··· EXTRACTED DATA ···

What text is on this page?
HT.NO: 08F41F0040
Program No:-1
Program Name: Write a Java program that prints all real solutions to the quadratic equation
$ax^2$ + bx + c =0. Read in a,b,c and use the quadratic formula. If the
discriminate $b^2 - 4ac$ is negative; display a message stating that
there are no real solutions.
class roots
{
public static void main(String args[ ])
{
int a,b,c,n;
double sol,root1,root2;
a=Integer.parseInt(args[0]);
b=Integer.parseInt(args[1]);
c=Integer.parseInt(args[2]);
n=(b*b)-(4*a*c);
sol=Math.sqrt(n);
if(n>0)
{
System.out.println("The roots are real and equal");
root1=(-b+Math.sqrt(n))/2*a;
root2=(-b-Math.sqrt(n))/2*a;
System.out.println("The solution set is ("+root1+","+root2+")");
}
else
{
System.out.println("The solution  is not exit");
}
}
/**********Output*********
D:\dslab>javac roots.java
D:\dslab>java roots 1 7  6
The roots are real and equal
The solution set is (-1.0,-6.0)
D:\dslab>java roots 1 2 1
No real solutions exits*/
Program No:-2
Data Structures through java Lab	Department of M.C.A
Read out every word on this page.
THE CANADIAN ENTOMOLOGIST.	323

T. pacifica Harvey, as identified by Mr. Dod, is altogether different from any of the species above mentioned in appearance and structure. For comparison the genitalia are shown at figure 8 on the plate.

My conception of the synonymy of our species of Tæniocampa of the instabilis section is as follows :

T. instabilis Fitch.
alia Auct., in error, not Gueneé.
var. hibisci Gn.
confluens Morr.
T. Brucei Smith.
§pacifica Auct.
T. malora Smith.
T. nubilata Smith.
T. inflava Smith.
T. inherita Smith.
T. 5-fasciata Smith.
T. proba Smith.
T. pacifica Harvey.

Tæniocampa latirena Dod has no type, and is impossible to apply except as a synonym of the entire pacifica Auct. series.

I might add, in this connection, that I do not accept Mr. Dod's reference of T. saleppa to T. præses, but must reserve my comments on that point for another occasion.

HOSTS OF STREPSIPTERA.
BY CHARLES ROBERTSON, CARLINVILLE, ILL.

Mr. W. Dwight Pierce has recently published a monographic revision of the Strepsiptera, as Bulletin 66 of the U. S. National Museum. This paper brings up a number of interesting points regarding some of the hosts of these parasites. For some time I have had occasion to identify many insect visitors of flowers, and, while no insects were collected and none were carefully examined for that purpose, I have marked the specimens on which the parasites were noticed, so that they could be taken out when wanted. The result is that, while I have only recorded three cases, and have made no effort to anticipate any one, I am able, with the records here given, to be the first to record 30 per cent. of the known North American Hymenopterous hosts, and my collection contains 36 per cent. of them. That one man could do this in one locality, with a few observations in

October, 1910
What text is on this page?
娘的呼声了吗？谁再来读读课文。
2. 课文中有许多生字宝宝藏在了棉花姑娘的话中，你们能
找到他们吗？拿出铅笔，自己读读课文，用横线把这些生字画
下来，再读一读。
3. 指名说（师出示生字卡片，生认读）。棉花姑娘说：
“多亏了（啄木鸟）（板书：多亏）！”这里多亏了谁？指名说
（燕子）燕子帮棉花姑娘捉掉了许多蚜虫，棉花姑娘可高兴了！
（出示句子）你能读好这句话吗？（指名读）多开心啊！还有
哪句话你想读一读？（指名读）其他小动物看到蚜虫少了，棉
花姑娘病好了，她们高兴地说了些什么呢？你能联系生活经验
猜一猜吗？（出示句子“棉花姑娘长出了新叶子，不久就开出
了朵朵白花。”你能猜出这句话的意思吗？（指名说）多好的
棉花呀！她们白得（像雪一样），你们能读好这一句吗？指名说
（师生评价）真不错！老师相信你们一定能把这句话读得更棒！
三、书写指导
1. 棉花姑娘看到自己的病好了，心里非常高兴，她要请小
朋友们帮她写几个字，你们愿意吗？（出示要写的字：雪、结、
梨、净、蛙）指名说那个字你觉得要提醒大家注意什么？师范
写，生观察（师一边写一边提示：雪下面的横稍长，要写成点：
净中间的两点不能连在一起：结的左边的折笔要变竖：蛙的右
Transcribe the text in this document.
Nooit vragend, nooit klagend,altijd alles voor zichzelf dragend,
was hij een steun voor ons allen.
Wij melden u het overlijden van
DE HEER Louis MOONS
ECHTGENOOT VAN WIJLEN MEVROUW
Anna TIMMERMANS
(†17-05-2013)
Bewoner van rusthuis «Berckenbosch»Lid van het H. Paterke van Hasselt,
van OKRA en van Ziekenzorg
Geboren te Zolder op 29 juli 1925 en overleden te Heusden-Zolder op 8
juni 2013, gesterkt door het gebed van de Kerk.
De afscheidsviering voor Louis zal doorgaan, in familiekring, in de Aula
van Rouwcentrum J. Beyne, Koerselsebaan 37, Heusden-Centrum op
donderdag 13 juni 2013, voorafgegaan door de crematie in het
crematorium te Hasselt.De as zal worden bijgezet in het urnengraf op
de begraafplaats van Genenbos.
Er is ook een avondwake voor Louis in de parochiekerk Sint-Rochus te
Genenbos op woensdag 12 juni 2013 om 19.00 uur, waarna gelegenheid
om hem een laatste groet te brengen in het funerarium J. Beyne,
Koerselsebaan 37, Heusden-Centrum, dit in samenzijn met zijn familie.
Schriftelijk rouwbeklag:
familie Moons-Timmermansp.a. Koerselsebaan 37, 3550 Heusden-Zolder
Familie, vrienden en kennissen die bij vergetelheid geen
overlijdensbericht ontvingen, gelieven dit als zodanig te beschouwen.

···

AIM OF THE TASK: Reproduce each record shown above without altering a single word.

SOLUTION TO THIS PROBLEM:
What text is on this page?
HT.NO: 08F41F0040
Program No:-1
Program Name: Write a Java program that prints all real solutions to the quadratic equation
$ax^2$ + bx + c =0. Read in a,b,c and use the quadratic formula. If the
discriminate $b^2 - 4ac$ is negative; display a message stating that
there are no real solutions.
class roots
{
public static void main(String args[ ])
{
int a,b,c,n;
double sol,root1,root2;
a=Integer.parseInt(args[0]);
b=Integer.parseInt(args[1]);
c=Integer.parseInt(args[2]);
n=(b*b)-(4*a*c);
sol=Math.sqrt(n);
if(n>0)
{
System.out.println("The roots are real and equal");
root1=(-b+Math.sqrt(n))/2*a;
root2=(-b-Math.sqrt(n))/2*a;
System.out.println("The solution set is ("+root1+","+root2+")");
}
else
{
System.out.println("The solution  is not exit");
}
}
/**********Output*********
D:\dslab>javac roots.java
D:\dslab>java roots 1 7  6
The roots are real and equal
The solution set is (-1.0,-6.0)
D:\dslab>java roots 1 2 1
No real solutions exits*/
Program No:-2
Data Structures through java Lab	Department of M.C.A
Read out every word on this page.
THE CANADIAN ENTOMOLOGIST.	323

T. pacifica Harvey, as identified by Mr. Dod, is altogether different from any of the species above mentioned in appearance and structure. For comparison the genitalia are shown at figure 8 on the plate.

My conception of the synonymy of our species of Tæniocampa of the instabilis section is as follows :

T. instabilis Fitch.
alia Auct., in error, not Gueneé.
var. hibisci Gn.
confluens Morr.
T. Brucei Smith.
§pacifica Auct.
T. malora Smith.
T. nubilata Smith.
T. inflava Smith.
T. inherita Smith.
T. 5-fasciata Smith.
T. proba Smith.
T. pacifica Harvey.

Tæniocampa latirena Dod has no type, and is impossible to apply except as a synonym of the entire pacifica Auct. series.

I might add, in this connection, that I do not accept Mr. Dod's reference of T. saleppa to T. præses, but must reserve my comments on that point for another occasion.

HOSTS OF STREPSIPTERA.
BY CHARLES ROBERTSON, CARLINVILLE, ILL.

Mr. W. Dwight Pierce has recently published a monographic revision of the Strepsiptera, as Bulletin 66 of the U. S. National Museum. This paper brings up a number of interesting points regarding some of the hosts of these parasites. For some time I have had occasion to identify many insect visitors of flowers, and, while no insects were collected and none were carefully examined for that purpose, I have marked the specimens on which the parasites were noticed, so that they could be taken out when wanted. The result is that, while I have only recorded three cases, and have made no effort to anticipate any one, I am able, with the records here given, to be the first to record 30 per cent. of the known North American Hymenopterous hosts, and my collection contains 36 per cent. of them. That one man could do this in one locality, with a few observations in

October, 1910
What text is on this page?
娘的呼声了吗？谁再来读读课文。
2. 课文中有许多生字宝宝藏在了棉花姑娘的话中，你们能
找到他们吗？拿出铅笔，自己读读课文，用横线把这些生字画
下来，再读一读。
3. 指名说（师出示生字卡片，生认读）。棉花姑娘说：
“多亏了（啄木鸟）（板书：多亏）！”这里多亏了谁？指名说
（燕子）燕子帮棉花姑娘捉掉了许多蚜虫，棉花姑娘可高兴了！
（出示句子）你能读好这句话吗？（指名读）多开心啊！还有
哪句话你想读一读？（指名读）其他小动物看到蚜虫少了，棉
花姑娘病好了，她们高兴地说了些什么呢？你能联系生活经验
猜一猜吗？（出示句子“棉花姑娘长出了新叶子，不久就开出
了朵朵白花。”你能猜出这句话的意思吗？（指名说）多好的
棉花呀！她们白得（像雪一样），你们能读好这一句吗？指名说
（师生评价）真不错！老师相信你们一定能把这句话读得更棒！
三、书写指导
1. 棉花姑娘看到自己的病好了，心里非常高兴，她要请小
朋友们帮她写几个字，你们愿意吗？（出示要写的字：雪、结、
梨、净、蛙）指名说那个字你觉得要提醒大家注意什么？师范
写，生观察（师一边写一边提示：雪下面的横稍长，要写成点：
净中间的两点不能连在一起：结的左边的折笔要变竖：蛙的右
Transcribe the text in this document.
Nooit vragend, nooit klagend,altijd alles voor zichzelf dragend,
was hij een steun voor ons allen.
Wij melden u het overlijden van
DE HEER Louis MOONS
ECHTGENOOT VAN WIJLEN MEVROUW
Anna TIMMERMANS
(†17-05-2013)
Bewoner van rusthuis «Berckenbosch»Lid van het H. Paterke van Hasselt,
van OKRA en van Ziekenzorg
Geboren te Zolder op 29 juli 1925 en overleden te Heusden-Zolder op 8
juni 2013, gesterkt door het gebed van de Kerk.
De afscheidsviering voor Louis zal doorgaan, in familiekring, in de Aula
van Rouwcentrum J. Beyne, Koerselsebaan 37, Heusden-Centrum op
donderdag 13 juni 2013, voorafgegaan door de crematie in het
crematorium te Hasselt.De as zal worden bijgezet in het urnengraf op
de begraafplaats van Genenbos.
Er is ook een avondwake voor Louis in de parochiekerk Sint-Rochus te
Genenbos op woensdag 12 juni 2013 om 19.00 uur, waarna gelegenheid
om hem een laatste groet te brengen in het funerarium J. Beyne,
Koerselsebaan 37, Heusden-Centrum, dit in samenzijn met zijn familie.
Schriftelijk rouwbeklag:
familie Moons-Timmermansp.a. Koerselsebaan 37, 3550 Heusden-Zolder
Familie, vrienden en kennissen die bij vergetelheid geen
overlijdensbericht ontvingen, gelieven dit als zodanig te beschouwen.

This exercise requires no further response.